**WRITTEN PROBLEM**: Identify each line containing the word "title" and copy it.

-- Start RECORD EXTRACTS --

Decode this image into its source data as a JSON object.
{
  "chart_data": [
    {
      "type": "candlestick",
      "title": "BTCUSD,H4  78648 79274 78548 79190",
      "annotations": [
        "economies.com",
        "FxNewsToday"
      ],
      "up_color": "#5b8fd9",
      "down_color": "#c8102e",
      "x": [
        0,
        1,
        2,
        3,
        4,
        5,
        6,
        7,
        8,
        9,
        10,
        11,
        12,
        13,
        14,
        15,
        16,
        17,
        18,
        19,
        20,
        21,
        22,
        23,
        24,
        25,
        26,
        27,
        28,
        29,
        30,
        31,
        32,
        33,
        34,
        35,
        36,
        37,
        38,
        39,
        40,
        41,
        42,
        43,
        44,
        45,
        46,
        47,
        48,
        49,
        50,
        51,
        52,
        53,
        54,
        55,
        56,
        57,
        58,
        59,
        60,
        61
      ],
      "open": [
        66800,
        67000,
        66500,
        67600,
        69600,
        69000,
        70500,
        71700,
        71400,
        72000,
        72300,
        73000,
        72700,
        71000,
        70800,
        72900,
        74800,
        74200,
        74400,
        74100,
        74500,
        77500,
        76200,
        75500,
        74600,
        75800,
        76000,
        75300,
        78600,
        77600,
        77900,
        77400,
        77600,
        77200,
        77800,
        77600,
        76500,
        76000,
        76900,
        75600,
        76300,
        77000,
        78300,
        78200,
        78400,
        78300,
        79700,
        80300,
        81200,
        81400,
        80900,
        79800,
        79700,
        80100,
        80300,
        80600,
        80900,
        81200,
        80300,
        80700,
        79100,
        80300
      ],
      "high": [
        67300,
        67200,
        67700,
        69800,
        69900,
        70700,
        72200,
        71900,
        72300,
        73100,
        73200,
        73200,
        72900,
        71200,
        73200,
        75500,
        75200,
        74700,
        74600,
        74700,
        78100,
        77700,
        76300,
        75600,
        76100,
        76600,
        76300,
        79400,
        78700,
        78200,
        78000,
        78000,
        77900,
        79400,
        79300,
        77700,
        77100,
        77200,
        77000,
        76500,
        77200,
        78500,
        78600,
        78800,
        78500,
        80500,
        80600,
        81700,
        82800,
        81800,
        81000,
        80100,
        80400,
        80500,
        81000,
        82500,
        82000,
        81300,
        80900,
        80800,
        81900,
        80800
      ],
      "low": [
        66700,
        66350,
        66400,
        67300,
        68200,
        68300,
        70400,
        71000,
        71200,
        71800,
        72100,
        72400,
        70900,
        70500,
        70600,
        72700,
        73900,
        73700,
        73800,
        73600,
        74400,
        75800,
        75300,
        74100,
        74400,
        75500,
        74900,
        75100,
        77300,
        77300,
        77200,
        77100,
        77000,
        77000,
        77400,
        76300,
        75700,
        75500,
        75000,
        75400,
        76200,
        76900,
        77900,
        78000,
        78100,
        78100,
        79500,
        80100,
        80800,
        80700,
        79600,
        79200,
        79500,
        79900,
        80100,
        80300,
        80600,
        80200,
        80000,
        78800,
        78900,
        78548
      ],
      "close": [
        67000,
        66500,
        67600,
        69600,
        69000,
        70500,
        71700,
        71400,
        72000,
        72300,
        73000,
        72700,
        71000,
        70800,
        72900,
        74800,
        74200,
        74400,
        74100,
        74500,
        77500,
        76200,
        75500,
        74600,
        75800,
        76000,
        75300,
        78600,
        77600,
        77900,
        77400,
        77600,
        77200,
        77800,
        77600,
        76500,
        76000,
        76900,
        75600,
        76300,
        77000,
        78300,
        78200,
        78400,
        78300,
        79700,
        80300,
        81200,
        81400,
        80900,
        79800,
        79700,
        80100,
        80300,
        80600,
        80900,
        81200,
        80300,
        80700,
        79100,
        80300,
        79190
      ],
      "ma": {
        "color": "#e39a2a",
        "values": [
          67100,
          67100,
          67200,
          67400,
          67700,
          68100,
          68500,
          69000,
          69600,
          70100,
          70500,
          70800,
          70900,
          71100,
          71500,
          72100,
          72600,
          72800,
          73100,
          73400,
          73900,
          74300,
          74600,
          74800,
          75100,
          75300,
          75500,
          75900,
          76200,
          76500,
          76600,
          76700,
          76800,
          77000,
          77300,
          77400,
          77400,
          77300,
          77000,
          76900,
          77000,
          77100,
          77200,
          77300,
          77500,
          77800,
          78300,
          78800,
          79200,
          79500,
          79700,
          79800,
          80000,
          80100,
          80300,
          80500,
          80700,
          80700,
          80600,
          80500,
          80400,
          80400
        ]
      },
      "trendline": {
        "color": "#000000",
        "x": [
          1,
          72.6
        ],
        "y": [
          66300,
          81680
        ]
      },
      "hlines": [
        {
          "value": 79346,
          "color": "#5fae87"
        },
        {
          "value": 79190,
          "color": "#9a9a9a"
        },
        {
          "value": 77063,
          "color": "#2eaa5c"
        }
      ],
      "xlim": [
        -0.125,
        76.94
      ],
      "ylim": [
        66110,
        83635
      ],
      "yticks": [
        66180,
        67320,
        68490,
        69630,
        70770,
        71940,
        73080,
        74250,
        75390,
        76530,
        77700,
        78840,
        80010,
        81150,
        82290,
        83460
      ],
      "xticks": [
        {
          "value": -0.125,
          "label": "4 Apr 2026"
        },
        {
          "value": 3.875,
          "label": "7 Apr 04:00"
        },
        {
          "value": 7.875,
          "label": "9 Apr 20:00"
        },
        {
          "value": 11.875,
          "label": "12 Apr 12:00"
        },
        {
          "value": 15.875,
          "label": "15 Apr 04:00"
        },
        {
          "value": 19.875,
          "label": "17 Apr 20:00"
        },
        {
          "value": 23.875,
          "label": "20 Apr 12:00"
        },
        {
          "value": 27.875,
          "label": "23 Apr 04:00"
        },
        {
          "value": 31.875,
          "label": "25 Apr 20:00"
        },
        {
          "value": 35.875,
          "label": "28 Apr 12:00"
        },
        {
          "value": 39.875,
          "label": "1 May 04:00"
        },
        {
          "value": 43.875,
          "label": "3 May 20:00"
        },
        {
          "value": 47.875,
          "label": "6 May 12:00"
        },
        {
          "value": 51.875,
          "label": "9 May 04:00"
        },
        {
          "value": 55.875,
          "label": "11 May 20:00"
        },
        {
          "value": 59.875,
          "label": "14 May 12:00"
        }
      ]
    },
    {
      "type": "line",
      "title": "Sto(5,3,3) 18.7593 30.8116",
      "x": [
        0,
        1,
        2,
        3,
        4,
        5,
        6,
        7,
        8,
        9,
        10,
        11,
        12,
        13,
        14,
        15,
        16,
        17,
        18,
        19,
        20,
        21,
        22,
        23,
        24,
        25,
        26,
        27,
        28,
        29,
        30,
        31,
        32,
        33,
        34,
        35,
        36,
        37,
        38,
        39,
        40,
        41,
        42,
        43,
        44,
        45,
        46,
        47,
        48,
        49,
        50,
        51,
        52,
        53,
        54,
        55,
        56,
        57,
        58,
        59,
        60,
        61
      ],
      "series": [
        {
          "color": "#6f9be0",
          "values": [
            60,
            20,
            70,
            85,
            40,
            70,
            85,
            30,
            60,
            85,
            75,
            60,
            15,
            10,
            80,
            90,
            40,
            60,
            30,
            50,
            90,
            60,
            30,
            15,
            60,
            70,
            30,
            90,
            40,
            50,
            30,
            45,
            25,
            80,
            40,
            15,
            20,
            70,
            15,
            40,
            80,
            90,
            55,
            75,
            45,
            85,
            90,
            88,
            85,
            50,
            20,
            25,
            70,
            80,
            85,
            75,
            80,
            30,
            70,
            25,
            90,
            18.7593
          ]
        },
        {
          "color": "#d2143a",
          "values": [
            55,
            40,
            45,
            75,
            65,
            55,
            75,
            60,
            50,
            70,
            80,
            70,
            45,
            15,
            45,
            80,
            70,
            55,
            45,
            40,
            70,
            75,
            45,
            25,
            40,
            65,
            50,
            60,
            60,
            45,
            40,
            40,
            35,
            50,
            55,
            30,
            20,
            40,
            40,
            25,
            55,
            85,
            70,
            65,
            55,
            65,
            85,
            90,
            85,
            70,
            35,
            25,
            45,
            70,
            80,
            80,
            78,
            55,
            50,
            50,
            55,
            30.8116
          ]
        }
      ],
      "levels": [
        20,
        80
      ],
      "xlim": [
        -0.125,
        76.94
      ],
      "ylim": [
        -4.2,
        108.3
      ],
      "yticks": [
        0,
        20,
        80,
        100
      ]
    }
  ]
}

-- End RECORD EXTRACTS --

**EXPECTED ANSWER**:
      "title": "BTCUSD,H4  78648 79274 78548 79190",
      "title": "Sto(5,3,3) 18.7593 30.8116",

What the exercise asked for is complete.